* START PROVIDED ENTRIES *

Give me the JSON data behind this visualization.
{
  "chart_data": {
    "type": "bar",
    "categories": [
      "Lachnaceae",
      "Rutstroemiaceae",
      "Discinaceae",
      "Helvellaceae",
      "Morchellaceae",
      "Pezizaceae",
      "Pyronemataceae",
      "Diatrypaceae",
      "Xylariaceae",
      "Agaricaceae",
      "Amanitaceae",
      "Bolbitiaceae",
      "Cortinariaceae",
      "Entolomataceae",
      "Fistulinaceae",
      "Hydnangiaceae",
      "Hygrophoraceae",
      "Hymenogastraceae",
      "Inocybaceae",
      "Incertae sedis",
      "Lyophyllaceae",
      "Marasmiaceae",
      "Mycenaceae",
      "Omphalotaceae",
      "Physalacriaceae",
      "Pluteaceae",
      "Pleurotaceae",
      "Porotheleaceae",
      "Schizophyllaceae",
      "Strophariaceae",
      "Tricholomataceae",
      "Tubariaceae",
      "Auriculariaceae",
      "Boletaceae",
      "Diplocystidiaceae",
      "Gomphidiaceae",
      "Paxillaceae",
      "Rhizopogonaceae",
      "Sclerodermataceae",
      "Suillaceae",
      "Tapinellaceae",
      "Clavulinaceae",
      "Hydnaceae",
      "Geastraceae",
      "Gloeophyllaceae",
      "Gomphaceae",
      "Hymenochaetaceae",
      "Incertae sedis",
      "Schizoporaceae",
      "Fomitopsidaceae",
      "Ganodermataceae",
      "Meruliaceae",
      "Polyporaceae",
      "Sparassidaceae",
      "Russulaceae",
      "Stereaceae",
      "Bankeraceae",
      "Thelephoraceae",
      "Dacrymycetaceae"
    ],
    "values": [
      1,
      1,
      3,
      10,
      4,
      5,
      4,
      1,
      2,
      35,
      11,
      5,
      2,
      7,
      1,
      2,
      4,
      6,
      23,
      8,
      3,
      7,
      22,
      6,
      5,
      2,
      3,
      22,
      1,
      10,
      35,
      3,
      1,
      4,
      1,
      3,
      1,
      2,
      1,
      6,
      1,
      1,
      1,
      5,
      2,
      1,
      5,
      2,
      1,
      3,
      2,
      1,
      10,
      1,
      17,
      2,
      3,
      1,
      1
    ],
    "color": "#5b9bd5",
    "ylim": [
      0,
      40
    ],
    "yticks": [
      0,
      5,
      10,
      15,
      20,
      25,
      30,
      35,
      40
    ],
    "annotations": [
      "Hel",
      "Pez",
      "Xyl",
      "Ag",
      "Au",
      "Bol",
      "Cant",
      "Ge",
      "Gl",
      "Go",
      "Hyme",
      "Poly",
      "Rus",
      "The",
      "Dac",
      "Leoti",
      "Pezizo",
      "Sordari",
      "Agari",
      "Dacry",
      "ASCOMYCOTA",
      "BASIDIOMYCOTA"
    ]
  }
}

* END PROVIDED ENTRIES *

WHAT THIS TASK INVOLVES →
Repeat each record exactly, leaving nothing out.

WRITTEN ANSWER →
Give me the JSON data behind this visualization.
{
  "chart_data": {
    "type": "bar",
    "categories": [
      "Lachnaceae",
      "Rutstroemiaceae",
      "Discinaceae",
      "Helvellaceae",
      "Morchellaceae",
      "Pezizaceae",
      "Pyronemataceae",
      "Diatrypaceae",
      "Xylariaceae",
      "Agaricaceae",
      "Amanitaceae",
      "Bolbitiaceae",
      "Cortinariaceae",
      "Entolomataceae",
      "Fistulinaceae",
      "Hydnangiaceae",
      "Hygrophoraceae",
      "Hymenogastraceae",
      "Inocybaceae",
      "Incertae sedis",
      "Lyophyllaceae",
      "Marasmiaceae",
      "Mycenaceae",
      "Omphalotaceae",
      "Physalacriaceae",
      "Pluteaceae",
      "Pleurotaceae",
      "Porotheleaceae",
      "Schizophyllaceae",
      "Strophariaceae",
      "Tricholomataceae",
      "Tubariaceae",
      "Auriculariaceae",
      "Boletaceae",
      "Diplocystidiaceae",
      "Gomphidiaceae",
      "Paxillaceae",
      "Rhizopogonaceae",
      "Sclerodermataceae",
      "Suillaceae",
      "Tapinellaceae",
      "Clavulinaceae",
      "Hydnaceae",
      "Geastraceae",
      "Gloeophyllaceae",
      "Gomphaceae",
      "Hymenochaetaceae",
      "Incertae sedis",
      "Schizoporaceae",
      "Fomitopsidaceae",
      "Ganodermataceae",
      "Meruliaceae",
      "Polyporaceae",
      "Sparassidaceae",
      "Russulaceae",
      "Stereaceae",
      "Bankeraceae",
      "Thelephoraceae",
      "Dacrymycetaceae"
    ],
    "values": [
      1,
      1,
      3,
      10,
      4,
      5,
      4,
      1,
      2,
      35,
      11,
      5,
      2,
      7,
      1,
      2,
      4,
      6,
      23,
      8,
      3,
      7,
      22,
      6,
      5,
      2,
      3,
      22,
      1,
      10,
      35,
      3,
      1,
      4,
      1,
      3,
      1,
      2,
      1,
      6,
      1,
      1,
      1,
      5,
      2,
      1,
      5,
      2,
      1,
      3,
      2,
      1,
      10,
      1,
      17,
      2,
      3,
      1,
      1
    ],
    "color": "#5b9bd5",
    "ylim": [
      0,
      40
    ],
    "yticks": [
      0,
      5,
      10,
      15,
      20,
      25,
      30,
      35,
      40
    ],
    "annotations": [
      "Hel",
      "Pez",
      "Xyl",
      "Ag",
      "Au",
      "Bol",
      "Cant",
      "Ge",
      "Gl",
      "Go",
      "Hyme",
      "Poly",
      "Rus",
      "The",
      "Dac",
      "Leoti",
      "Pezizo",
      "Sordari",
      "Agari",
      "Dacry",
      "ASCOMYCOTA",
      "BASIDIOMYCOTA"
    ]
  }
}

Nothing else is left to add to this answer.